Copy each line that has the string "funerarium" somewhere in it.

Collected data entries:
•••••

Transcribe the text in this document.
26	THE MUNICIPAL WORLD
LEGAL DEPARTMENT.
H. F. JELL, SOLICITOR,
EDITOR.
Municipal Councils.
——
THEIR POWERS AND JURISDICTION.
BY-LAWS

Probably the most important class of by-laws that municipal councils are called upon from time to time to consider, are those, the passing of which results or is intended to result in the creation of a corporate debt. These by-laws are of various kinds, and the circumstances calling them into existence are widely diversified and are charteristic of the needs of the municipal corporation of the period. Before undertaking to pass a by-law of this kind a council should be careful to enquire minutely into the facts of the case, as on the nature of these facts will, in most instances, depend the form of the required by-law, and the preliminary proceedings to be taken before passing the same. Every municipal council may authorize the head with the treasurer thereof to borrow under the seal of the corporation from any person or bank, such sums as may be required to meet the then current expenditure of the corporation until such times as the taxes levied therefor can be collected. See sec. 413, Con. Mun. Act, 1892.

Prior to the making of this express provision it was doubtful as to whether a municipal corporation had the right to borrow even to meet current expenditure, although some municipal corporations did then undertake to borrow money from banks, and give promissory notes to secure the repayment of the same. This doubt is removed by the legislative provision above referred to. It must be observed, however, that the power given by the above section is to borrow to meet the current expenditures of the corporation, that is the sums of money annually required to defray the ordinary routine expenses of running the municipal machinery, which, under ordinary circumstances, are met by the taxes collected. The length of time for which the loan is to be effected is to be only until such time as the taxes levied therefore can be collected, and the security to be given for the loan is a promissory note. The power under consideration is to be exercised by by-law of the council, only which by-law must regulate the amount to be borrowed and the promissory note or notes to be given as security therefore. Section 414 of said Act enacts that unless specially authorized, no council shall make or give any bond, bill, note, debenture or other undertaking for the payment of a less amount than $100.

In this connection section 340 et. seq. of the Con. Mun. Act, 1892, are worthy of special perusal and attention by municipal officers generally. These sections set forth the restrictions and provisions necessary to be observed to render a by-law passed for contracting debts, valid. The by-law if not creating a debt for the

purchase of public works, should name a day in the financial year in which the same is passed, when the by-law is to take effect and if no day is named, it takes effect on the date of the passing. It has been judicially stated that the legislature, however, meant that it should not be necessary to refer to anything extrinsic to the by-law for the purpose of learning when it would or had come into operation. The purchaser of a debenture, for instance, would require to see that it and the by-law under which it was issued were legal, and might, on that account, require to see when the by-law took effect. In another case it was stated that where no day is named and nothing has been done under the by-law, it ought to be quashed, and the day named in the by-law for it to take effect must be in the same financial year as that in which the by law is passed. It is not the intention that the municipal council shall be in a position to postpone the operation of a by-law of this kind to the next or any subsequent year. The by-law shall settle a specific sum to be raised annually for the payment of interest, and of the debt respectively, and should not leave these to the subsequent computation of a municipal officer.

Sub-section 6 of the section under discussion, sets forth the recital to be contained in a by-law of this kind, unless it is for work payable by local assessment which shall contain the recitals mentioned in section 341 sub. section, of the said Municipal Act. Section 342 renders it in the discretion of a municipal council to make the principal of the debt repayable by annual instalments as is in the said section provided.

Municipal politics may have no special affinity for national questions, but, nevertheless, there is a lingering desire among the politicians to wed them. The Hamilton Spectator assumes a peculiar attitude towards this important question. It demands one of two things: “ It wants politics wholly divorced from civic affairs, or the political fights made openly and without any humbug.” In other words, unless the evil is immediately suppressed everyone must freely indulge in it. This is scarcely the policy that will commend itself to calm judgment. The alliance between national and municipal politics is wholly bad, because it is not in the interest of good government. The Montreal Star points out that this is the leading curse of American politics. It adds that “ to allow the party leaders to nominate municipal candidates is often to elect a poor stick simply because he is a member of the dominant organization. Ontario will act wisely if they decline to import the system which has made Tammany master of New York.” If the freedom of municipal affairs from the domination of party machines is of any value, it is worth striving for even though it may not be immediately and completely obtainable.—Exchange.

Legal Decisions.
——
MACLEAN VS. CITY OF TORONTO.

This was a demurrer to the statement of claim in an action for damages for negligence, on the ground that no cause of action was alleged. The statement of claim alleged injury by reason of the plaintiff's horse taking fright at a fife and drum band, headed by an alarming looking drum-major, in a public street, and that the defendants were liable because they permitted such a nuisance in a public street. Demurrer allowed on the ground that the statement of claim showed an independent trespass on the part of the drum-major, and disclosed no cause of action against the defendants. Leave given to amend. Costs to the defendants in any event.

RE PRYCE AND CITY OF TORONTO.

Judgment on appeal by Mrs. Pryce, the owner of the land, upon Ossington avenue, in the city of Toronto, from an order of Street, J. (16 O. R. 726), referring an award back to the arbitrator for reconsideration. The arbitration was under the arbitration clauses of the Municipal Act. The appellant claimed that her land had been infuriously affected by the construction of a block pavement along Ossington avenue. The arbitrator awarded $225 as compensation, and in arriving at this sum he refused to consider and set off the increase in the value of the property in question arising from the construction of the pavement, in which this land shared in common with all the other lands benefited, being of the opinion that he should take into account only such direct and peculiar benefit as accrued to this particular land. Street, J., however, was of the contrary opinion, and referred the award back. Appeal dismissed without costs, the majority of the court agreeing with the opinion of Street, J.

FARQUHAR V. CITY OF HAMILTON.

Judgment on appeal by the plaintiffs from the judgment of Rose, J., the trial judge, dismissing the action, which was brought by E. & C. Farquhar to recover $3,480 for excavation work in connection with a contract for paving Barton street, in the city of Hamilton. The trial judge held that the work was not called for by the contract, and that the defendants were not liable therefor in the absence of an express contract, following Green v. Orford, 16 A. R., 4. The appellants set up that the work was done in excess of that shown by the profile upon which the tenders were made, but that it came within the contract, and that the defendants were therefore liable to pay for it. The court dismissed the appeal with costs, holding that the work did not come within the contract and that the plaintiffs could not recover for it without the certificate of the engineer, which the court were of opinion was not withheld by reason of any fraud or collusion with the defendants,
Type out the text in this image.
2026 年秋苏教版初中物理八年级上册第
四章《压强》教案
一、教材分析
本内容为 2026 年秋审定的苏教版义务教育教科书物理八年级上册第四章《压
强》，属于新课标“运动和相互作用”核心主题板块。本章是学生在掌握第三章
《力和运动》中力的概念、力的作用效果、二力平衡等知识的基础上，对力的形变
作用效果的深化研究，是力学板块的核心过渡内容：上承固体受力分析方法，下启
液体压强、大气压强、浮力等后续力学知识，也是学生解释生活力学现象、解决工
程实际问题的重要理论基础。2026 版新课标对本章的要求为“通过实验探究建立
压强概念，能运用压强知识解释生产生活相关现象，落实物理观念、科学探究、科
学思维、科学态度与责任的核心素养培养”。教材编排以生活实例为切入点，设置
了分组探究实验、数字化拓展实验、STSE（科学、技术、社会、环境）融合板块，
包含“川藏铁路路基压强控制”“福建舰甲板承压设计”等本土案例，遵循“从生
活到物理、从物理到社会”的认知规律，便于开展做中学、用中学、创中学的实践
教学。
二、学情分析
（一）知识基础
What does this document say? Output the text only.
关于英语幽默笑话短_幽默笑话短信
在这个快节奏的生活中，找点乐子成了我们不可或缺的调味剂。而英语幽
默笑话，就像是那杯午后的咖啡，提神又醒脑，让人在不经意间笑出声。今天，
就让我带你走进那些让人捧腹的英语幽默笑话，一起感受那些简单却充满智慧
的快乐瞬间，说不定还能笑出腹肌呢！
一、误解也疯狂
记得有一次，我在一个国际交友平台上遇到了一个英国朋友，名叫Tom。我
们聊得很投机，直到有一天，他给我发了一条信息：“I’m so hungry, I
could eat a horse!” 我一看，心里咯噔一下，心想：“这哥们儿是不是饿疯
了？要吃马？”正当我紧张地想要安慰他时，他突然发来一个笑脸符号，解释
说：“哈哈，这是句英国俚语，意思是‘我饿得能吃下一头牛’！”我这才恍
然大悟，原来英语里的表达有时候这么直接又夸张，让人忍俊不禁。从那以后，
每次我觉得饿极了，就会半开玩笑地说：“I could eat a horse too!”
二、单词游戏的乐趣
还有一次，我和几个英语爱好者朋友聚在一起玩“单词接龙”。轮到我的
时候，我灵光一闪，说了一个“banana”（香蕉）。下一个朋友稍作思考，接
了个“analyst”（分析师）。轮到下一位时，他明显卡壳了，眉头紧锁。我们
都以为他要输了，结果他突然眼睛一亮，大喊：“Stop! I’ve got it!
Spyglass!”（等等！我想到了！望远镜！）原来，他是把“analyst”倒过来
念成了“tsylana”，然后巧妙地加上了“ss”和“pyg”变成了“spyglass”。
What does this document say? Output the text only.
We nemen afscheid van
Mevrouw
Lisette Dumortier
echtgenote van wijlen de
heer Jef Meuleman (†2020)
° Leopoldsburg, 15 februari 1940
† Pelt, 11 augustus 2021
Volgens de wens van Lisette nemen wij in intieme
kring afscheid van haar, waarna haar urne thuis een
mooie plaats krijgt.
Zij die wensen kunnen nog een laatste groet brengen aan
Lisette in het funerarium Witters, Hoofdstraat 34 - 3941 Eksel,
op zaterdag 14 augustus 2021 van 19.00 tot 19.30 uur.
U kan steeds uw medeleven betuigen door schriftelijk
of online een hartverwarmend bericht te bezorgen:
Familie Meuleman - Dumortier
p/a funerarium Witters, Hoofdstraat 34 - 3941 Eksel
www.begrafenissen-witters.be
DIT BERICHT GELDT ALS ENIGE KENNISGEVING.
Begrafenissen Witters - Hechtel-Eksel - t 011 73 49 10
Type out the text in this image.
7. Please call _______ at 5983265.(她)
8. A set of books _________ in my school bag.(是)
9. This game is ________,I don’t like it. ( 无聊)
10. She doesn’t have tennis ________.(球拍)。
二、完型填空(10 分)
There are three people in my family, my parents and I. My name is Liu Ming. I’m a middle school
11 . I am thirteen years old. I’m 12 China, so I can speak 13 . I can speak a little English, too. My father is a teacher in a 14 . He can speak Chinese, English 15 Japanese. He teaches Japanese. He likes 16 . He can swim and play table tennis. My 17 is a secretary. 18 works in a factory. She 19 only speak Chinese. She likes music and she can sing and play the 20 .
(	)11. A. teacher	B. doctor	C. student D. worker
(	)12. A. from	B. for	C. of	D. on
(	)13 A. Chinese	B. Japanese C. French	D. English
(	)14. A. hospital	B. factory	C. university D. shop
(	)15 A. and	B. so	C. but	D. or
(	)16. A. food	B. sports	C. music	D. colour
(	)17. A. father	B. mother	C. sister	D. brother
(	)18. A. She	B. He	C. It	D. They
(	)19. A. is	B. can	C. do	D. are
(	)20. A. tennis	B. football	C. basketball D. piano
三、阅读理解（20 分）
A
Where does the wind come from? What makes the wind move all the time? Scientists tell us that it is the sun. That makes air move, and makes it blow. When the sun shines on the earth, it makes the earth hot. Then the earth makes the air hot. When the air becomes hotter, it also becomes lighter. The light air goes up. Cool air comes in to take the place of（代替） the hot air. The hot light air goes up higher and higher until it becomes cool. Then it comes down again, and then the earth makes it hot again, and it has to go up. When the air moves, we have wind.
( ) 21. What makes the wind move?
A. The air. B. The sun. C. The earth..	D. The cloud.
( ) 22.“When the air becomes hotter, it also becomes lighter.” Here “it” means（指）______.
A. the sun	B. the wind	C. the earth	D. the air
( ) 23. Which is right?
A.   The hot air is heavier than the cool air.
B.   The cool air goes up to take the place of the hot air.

•••••

- **THE OUTPUT**:
Lisette in het funerarium Witters, Hoofdstraat 34 - 3941 Eksel,
p/a funerarium Witters, Hoofdstraat 34 - 3941 Eksel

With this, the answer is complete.